--- Start SUPPLIED MATERIAL ---

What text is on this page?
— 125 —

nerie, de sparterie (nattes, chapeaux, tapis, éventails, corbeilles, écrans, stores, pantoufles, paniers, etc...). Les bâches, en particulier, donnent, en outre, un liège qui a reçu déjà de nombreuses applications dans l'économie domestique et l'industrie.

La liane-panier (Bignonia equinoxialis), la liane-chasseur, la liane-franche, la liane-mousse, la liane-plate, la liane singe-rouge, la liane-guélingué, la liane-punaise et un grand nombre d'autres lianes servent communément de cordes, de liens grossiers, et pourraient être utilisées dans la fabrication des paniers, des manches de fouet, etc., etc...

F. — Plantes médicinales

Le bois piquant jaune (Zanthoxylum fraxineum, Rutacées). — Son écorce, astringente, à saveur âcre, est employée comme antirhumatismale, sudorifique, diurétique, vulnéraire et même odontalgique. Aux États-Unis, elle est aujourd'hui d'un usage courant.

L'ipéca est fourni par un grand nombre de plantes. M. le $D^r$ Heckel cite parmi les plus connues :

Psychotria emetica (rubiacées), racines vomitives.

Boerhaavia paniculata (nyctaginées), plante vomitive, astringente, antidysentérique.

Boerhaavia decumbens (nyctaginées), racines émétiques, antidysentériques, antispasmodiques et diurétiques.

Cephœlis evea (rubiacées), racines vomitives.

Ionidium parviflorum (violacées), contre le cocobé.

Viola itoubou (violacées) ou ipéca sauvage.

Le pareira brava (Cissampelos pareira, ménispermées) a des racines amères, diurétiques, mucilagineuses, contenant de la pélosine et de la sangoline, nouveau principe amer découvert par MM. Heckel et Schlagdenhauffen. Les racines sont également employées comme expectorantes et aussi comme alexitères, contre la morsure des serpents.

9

--- End SUPPLIED MATERIAL ---
--- Start SUPPLIED MATERIAL ---

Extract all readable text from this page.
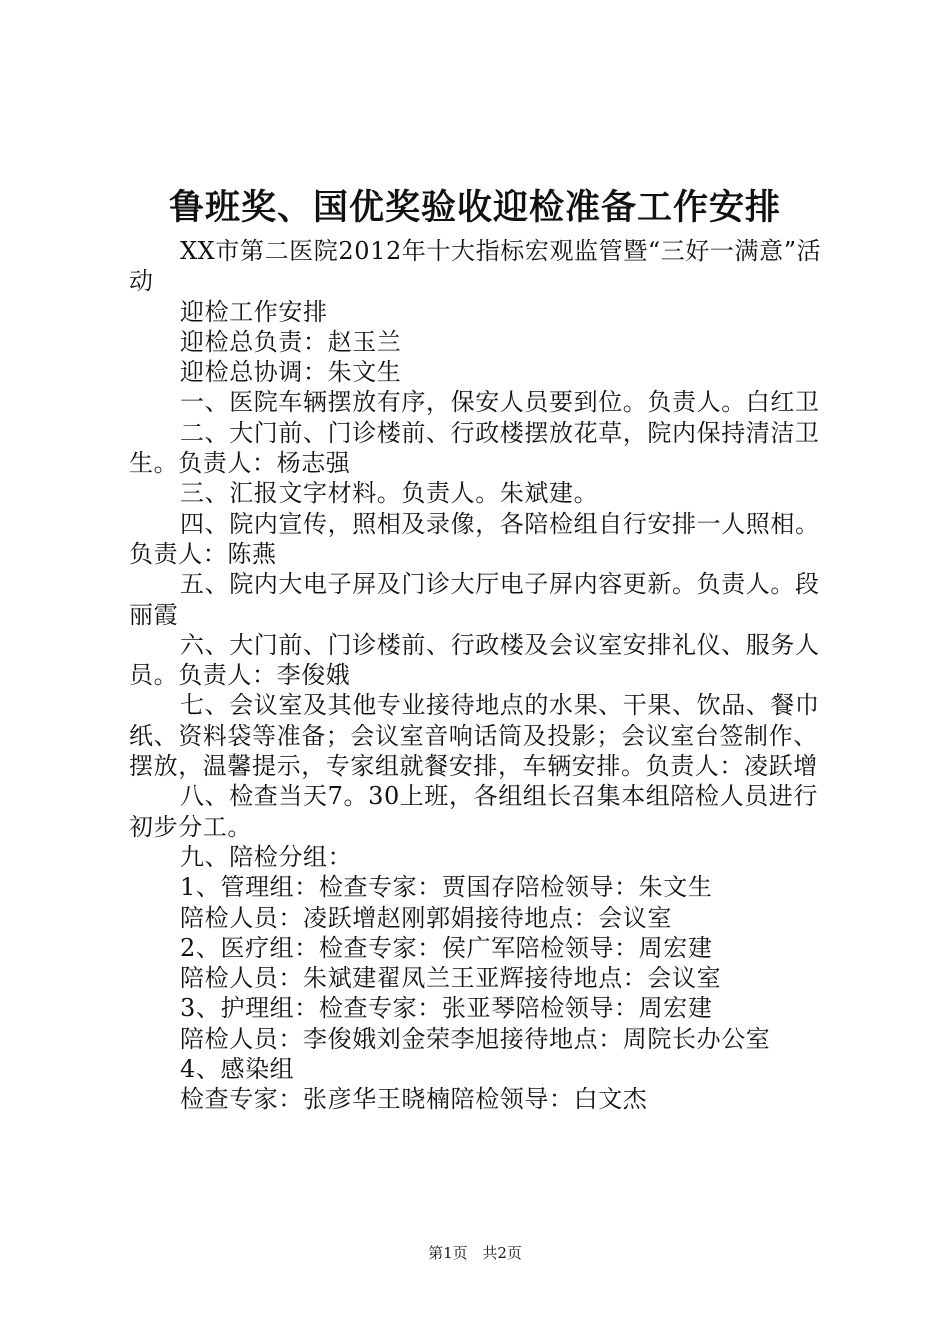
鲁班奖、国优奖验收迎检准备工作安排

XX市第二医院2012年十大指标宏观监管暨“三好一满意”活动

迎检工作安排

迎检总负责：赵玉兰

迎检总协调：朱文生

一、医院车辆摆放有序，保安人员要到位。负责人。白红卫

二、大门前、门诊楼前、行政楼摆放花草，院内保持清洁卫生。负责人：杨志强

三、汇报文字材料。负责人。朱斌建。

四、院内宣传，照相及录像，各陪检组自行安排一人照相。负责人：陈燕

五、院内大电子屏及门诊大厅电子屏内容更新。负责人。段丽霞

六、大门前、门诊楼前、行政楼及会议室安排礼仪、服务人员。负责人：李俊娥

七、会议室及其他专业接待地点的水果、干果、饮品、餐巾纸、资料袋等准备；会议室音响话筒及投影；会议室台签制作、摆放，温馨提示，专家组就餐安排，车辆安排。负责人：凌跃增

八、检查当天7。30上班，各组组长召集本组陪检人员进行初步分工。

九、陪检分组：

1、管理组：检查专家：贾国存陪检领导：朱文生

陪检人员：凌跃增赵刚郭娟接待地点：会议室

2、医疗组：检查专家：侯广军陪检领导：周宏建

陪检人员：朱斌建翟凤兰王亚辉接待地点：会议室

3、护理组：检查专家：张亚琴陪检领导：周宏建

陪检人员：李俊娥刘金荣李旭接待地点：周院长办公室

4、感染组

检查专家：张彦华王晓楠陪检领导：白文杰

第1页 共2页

--- End SUPPLIED MATERIAL ---

Pull every line containing the word "ipéca" out of the material.

L'ipéca est fourni par un grand nombre de plantes. M. le $D^r$ Heckel cite parmi les plus connues :
Viola itoubou (violacées) ou ipéca sauvage.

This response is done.